(Extracted data entries)
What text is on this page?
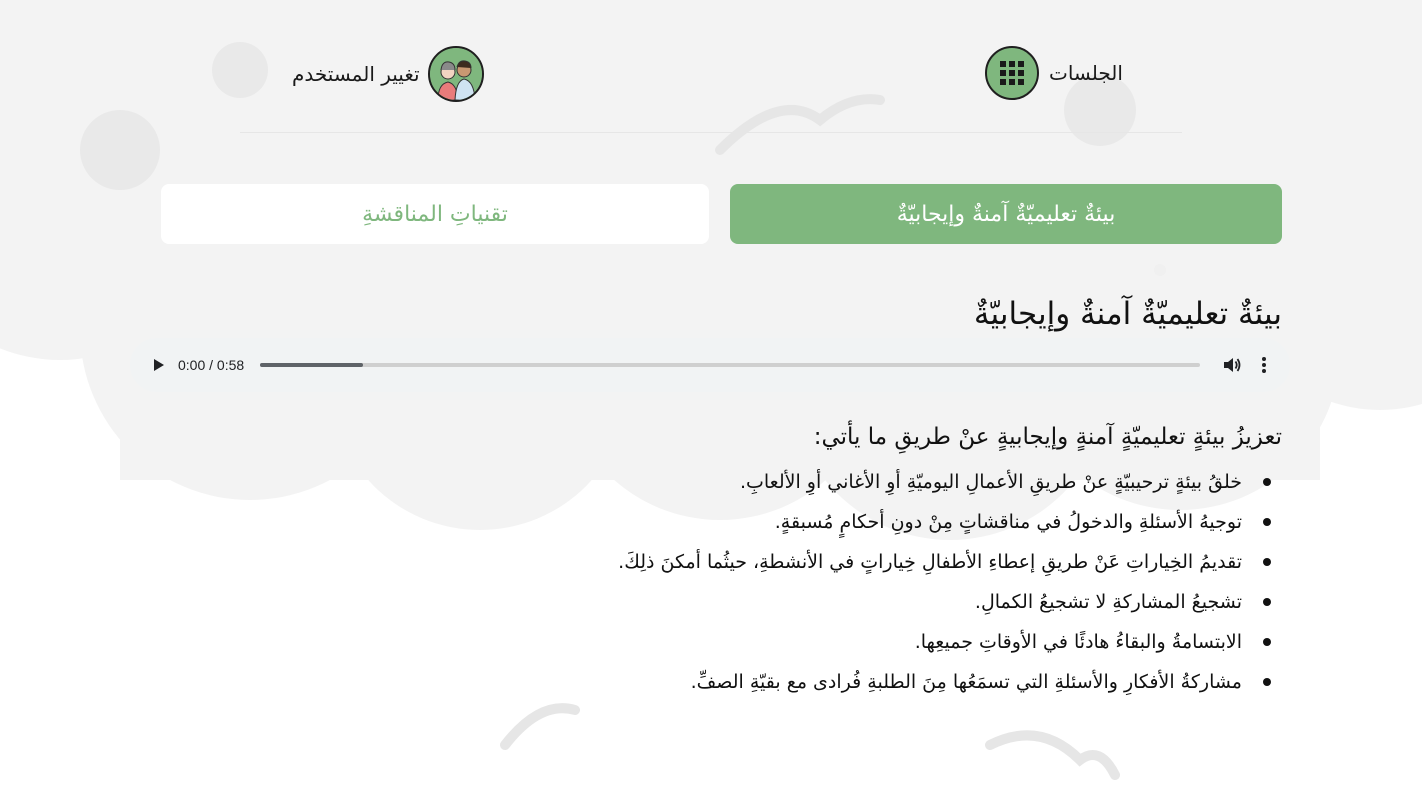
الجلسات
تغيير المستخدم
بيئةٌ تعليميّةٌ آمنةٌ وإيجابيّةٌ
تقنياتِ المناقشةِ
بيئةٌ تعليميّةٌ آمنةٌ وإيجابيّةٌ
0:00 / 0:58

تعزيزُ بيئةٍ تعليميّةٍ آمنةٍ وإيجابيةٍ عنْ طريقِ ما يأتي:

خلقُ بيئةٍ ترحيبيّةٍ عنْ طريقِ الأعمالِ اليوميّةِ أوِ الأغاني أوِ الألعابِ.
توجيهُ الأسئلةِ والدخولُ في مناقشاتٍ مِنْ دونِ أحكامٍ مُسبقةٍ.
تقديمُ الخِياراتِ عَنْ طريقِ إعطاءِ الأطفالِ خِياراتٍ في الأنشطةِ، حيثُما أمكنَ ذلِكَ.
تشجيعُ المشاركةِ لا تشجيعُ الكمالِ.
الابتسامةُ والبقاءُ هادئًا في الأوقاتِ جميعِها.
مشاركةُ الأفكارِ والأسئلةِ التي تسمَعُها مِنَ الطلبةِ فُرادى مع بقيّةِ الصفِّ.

**What you should do:**
Copy out each line of the data where the string "بيئة" appears.

**The reply:**
بيئةٌ تعليميّةٌ آمنةٌ وإيجابيّةٌ
بيئةٌ تعليميّةٌ آمنةٌ وإيجابيّةٌ
تعزيزُ بيئةٍ تعليميّةٍ آمنةٍ وإيجابيةٍ عنْ طريقِ ما يأتي:
خلقُ بيئةٍ ترحيبيّةٍ عنْ طريقِ الأعمالِ اليوميّةِ أوِ الأغاني أوِ الألعابِ.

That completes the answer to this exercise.